• **SUPPLIED INFORMATION**
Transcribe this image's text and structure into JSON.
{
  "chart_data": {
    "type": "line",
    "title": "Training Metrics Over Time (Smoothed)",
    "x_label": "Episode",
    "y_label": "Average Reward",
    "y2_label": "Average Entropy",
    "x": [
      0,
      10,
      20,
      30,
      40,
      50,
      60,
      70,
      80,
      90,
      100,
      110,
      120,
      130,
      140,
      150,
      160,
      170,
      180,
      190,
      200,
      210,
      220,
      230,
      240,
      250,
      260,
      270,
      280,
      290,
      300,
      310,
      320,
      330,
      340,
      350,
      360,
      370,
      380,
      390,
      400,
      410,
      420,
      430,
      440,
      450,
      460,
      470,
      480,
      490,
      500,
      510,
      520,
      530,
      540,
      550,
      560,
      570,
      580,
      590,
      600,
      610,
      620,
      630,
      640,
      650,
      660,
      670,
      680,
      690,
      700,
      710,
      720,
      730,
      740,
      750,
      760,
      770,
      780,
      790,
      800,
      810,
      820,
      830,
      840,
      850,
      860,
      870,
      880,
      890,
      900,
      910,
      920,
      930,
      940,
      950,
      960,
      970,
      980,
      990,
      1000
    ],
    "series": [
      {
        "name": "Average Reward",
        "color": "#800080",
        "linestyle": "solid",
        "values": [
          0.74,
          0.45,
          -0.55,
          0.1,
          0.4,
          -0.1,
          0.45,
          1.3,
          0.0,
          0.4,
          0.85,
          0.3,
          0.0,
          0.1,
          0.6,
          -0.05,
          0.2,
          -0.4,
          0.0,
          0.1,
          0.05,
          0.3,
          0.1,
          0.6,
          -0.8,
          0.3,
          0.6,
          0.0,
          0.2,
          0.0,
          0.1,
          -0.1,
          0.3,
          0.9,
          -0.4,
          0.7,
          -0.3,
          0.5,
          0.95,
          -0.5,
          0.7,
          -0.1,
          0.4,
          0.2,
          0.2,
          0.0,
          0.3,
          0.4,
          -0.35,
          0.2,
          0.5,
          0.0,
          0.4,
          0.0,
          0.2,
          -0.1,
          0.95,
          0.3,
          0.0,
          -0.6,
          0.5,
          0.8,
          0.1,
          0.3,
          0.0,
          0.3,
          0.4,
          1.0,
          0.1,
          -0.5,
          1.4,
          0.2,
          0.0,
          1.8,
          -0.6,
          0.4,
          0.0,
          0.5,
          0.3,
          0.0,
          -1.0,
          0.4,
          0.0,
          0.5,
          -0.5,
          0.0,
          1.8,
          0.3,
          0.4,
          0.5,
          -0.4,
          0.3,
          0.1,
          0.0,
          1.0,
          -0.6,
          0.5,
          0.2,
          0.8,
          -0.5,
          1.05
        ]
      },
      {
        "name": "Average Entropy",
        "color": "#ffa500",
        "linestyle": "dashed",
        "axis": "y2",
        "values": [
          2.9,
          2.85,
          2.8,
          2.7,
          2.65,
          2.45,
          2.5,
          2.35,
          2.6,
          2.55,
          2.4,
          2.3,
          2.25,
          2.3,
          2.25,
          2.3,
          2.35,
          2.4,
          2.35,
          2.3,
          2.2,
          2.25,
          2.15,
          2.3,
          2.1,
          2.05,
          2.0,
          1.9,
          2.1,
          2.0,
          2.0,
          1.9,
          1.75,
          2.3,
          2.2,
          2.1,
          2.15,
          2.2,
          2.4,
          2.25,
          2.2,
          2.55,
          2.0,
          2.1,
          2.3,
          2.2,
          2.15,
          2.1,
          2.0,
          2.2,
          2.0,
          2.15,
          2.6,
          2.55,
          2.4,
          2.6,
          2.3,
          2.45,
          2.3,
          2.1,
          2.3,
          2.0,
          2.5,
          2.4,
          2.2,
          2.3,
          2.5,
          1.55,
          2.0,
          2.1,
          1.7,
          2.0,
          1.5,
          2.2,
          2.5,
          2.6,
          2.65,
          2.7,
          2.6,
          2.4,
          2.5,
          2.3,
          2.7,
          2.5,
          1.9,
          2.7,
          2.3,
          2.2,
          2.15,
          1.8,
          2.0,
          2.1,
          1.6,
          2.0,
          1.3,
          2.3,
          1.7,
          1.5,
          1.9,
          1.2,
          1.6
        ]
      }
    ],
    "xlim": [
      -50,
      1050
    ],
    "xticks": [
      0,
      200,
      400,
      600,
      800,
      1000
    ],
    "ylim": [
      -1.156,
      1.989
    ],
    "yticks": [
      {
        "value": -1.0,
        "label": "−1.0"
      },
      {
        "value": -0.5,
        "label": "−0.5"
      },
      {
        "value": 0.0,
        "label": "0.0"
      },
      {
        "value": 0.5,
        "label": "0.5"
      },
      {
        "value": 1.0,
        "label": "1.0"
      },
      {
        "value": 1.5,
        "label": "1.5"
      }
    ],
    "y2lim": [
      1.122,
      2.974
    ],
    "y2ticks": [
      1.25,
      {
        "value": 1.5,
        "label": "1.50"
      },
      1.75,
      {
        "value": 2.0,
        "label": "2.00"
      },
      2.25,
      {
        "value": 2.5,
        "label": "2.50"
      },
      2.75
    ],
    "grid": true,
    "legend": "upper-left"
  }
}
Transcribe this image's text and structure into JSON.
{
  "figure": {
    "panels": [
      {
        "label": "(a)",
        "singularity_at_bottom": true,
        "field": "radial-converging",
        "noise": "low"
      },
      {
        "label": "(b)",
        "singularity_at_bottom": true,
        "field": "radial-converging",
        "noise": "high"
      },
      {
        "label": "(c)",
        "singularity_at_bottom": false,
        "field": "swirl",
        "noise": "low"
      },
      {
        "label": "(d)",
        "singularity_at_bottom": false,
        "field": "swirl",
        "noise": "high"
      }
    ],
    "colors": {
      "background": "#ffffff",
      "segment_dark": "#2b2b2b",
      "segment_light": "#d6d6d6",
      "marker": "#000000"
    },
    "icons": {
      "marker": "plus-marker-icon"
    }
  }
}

• **INSTRUCTIONS TO FOLLOW**
Retype the whole listing, matching it exactly.

• **COMPLETED EXERCISE**
Transcribe this image's text and structure into JSON.
{
  "chart_data": {
    "type": "line",
    "title": "Training Metrics Over Time (Smoothed)",
    "x_label": "Episode",
    "y_label": "Average Reward",
    "y2_label": "Average Entropy",
    "x": [
      0,
      10,
      20,
      30,
      40,
      50,
      60,
      70,
      80,
      90,
      100,
      110,
      120,
      130,
      140,
      150,
      160,
      170,
      180,
      190,
      200,
      210,
      220,
      230,
      240,
      250,
      260,
      270,
      280,
      290,
      300,
      310,
      320,
      330,
      340,
      350,
      360,
      370,
      380,
      390,
      400,
      410,
      420,
      430,
      440,
      450,
      460,
      470,
      480,
      490,
      500,
      510,
      520,
      530,
      540,
      550,
      560,
      570,
      580,
      590,
      600,
      610,
      620,
      630,
      640,
      650,
      660,
      670,
      680,
      690,
      700,
      710,
      720,
      730,
      740,
      750,
      760,
      770,
      780,
      790,
      800,
      810,
      820,
      830,
      840,
      850,
      860,
      870,
      880,
      890,
      900,
      910,
      920,
      930,
      940,
      950,
      960,
      970,
      980,
      990,
      1000
    ],
    "series": [
      {
        "name": "Average Reward",
        "color": "#800080",
        "linestyle": "solid",
        "values": [
          0.74,
          0.45,
          -0.55,
          0.1,
          0.4,
          -0.1,
          0.45,
          1.3,
          0.0,
          0.4,
          0.85,
          0.3,
          0.0,
          0.1,
          0.6,
          -0.05,
          0.2,
          -0.4,
          0.0,
          0.1,
          0.05,
          0.3,
          0.1,
          0.6,
          -0.8,
          0.3,
          0.6,
          0.0,
          0.2,
          0.0,
          0.1,
          -0.1,
          0.3,
          0.9,
          -0.4,
          0.7,
          -0.3,
          0.5,
          0.95,
          -0.5,
          0.7,
          -0.1,
          0.4,
          0.2,
          0.2,
          0.0,
          0.3,
          0.4,
          -0.35,
          0.2,
          0.5,
          0.0,
          0.4,
          0.0,
          0.2,
          -0.1,
          0.95,
          0.3,
          0.0,
          -0.6,
          0.5,
          0.8,
          0.1,
          0.3,
          0.0,
          0.3,
          0.4,
          1.0,
          0.1,
          -0.5,
          1.4,
          0.2,
          0.0,
          1.8,
          -0.6,
          0.4,
          0.0,
          0.5,
          0.3,
          0.0,
          -1.0,
          0.4,
          0.0,
          0.5,
          -0.5,
          0.0,
          1.8,
          0.3,
          0.4,
          0.5,
          -0.4,
          0.3,
          0.1,
          0.0,
          1.0,
          -0.6,
          0.5,
          0.2,
          0.8,
          -0.5,
          1.05
        ]
      },
      {
        "name": "Average Entropy",
        "color": "#ffa500",
        "linestyle": "dashed",
        "axis": "y2",
        "values": [
          2.9,
          2.85,
          2.8,
          2.7,
          2.65,
          2.45,
          2.5,
          2.35,
          2.6,
          2.55,
          2.4,
          2.3,
          2.25,
          2.3,
          2.25,
          2.3,
          2.35,
          2.4,
          2.35,
          2.3,
          2.2,
          2.25,
          2.15,
          2.3,
          2.1,
          2.05,
          2.0,
          1.9,
          2.1,
          2.0,
          2.0,
          1.9,
          1.75,
          2.3,
          2.2,
          2.1,
          2.15,
          2.2,
          2.4,
          2.25,
          2.2,
          2.55,
          2.0,
          2.1,
          2.3,
          2.2,
          2.15,
          2.1,
          2.0,
          2.2,
          2.0,
          2.15,
          2.6,
          2.55,
          2.4,
          2.6,
          2.3,
          2.45,
          2.3,
          2.1,
          2.3,
          2.0,
          2.5,
          2.4,
          2.2,
          2.3,
          2.5,
          1.55,
          2.0,
          2.1,
          1.7,
          2.0,
          1.5,
          2.2,
          2.5,
          2.6,
          2.65,
          2.7,
          2.6,
          2.4,
          2.5,
          2.3,
          2.7,
          2.5,
          1.9,
          2.7,
          2.3,
          2.2,
          2.15,
          1.8,
          2.0,
          2.1,
          1.6,
          2.0,
          1.3,
          2.3,
          1.7,
          1.5,
          1.9,
          1.2,
          1.6
        ]
      }
    ],
    "xlim": [
      -50,
      1050
    ],
    "xticks": [
      0,
      200,
      400,
      600,
      800,
      1000
    ],
    "ylim": [
      -1.156,
      1.989
    ],
    "yticks": [
      {
        "value": -1.0,
        "label": "−1.0"
      },
      {
        "value": -0.5,
        "label": "−0.5"
      },
      {
        "value": 0.0,
        "label": "0.0"
      },
      {
        "value": 0.5,
        "label": "0.5"
      },
      {
        "value": 1.0,
        "label": "1.0"
      },
      {
        "value": 1.5,
        "label": "1.5"
      }
    ],
    "y2lim": [
      1.122,
      2.974
    ],
    "y2ticks": [
      1.25,
      {
        "value": 1.5,
        "label": "1.50"
      },
      1.75,
      {
        "value": 2.0,
        "label": "2.00"
      },
      2.25,
      {
        "value": 2.5,
        "label": "2.50"
      },
      2.75
    ],
    "grid": true,
    "legend": "upper-left"
  }
}
Transcribe this image's text and structure into JSON.
{
  "figure": {
    "panels": [
      {
        "label": "(a)",
        "singularity_at_bottom": true,
        "field": "radial-converging",
        "noise": "low"
      },
      {
        "label": "(b)",
        "singularity_at_bottom": true,
        "field": "radial-converging",
        "noise": "high"
      },
      {
        "label": "(c)",
        "singularity_at_bottom": false,
        "field": "swirl",
        "noise": "low"
      },
      {
        "label": "(d)",
        "singularity_at_bottom": false,
        "field": "swirl",
        "noise": "high"
      }
    ],
    "colors": {
      "background": "#ffffff",
      "segment_dark": "#2b2b2b",
      "segment_light": "#d6d6d6",
      "marker": "#000000"
    },
    "icons": {
      "marker": "plus-marker-icon"
    }
  }
}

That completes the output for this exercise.